◆ Stated goal
In full and without deviation, write out the entries that follow.

◆ Task data

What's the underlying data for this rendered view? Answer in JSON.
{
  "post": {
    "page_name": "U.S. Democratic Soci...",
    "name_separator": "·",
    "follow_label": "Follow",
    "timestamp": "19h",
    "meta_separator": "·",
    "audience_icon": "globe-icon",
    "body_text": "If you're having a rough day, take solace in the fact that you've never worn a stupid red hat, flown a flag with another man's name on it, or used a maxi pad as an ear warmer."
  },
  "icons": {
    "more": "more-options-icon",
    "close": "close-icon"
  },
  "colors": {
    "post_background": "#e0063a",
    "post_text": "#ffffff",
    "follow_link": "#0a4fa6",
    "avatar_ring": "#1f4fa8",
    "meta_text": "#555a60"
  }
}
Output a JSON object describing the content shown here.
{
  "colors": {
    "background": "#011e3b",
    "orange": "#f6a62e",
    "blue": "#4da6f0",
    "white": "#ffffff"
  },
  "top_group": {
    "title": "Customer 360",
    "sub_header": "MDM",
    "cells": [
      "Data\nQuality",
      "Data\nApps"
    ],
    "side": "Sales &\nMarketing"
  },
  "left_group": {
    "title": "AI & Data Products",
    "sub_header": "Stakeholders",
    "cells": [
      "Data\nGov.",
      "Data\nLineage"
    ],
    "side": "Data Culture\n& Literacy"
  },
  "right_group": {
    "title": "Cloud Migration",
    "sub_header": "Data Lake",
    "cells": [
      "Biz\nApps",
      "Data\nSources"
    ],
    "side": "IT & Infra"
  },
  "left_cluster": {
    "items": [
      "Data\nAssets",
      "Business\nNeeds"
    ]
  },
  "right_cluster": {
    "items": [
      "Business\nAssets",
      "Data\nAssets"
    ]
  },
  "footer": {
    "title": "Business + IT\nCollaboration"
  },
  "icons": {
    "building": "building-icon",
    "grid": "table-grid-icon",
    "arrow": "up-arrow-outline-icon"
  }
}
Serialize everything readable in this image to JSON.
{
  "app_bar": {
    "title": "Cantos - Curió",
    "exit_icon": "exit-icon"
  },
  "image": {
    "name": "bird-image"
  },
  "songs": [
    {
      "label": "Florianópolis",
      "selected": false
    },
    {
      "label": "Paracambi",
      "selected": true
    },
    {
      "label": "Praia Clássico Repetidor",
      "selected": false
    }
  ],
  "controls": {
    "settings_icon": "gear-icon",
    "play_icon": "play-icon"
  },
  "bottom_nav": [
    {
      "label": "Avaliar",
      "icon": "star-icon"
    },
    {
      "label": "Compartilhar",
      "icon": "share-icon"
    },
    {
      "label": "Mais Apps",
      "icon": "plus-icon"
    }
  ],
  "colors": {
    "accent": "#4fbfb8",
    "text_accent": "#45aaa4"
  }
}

◆ Written solution
What's the underlying data for this rendered view? Answer in JSON.
{
  "post": {
    "page_name": "U.S. Democratic Soci...",
    "name_separator": "·",
    "follow_label": "Follow",
    "timestamp": "19h",
    "meta_separator": "·",
    "audience_icon": "globe-icon",
    "body_text": "If you're having a rough day, take solace in the fact that you've never worn a stupid red hat, flown a flag with another man's name on it, or used a maxi pad as an ear warmer."
  },
  "icons": {
    "more": "more-options-icon",
    "close": "close-icon"
  },
  "colors": {
    "post_background": "#e0063a",
    "post_text": "#ffffff",
    "follow_link": "#0a4fa6",
    "avatar_ring": "#1f4fa8",
    "meta_text": "#555a60"
  }
}
Output a JSON object describing the content shown here.
{
  "colors": {
    "background": "#011e3b",
    "orange": "#f6a62e",
    "blue": "#4da6f0",
    "white": "#ffffff"
  },
  "top_group": {
    "title": "Customer 360",
    "sub_header": "MDM",
    "cells": [
      "Data\nQuality",
      "Data\nApps"
    ],
    "side": "Sales &\nMarketing"
  },
  "left_group": {
    "title": "AI & Data Products",
    "sub_header": "Stakeholders",
    "cells": [
      "Data\nGov.",
      "Data\nLineage"
    ],
    "side": "Data Culture\n& Literacy"
  },
  "right_group": {
    "title": "Cloud Migration",
    "sub_header": "Data Lake",
    "cells": [
      "Biz\nApps",
      "Data\nSources"
    ],
    "side": "IT & Infra"
  },
  "left_cluster": {
    "items": [
      "Data\nAssets",
      "Business\nNeeds"
    ]
  },
  "right_cluster": {
    "items": [
      "Business\nAssets",
      "Data\nAssets"
    ]
  },
  "footer": {
    "title": "Business + IT\nCollaboration"
  },
  "icons": {
    "building": "building-icon",
    "grid": "table-grid-icon",
    "arrow": "up-arrow-outline-icon"
  }
}
Serialize everything readable in this image to JSON.
{
  "app_bar": {
    "title": "Cantos - Curió",
    "exit_icon": "exit-icon"
  },
  "image": {
    "name": "bird-image"
  },
  "songs": [
    {
      "label": "Florianópolis",
      "selected": false
    },
    {
      "label": "Paracambi",
      "selected": true
    },
    {
      "label": "Praia Clássico Repetidor",
      "selected": false
    }
  ],
  "controls": {
    "settings_icon": "gear-icon",
    "play_icon": "play-icon"
  },
  "bottom_nav": [
    {
      "label": "Avaliar",
      "icon": "star-icon"
    },
    {
      "label": "Compartilhar",
      "icon": "share-icon"
    },
    {
      "label": "Mais Apps",
      "icon": "plus-icon"
    }
  ],
  "colors": {
    "accent": "#4fbfb8",
    "text_accent": "#45aaa4"
  }
}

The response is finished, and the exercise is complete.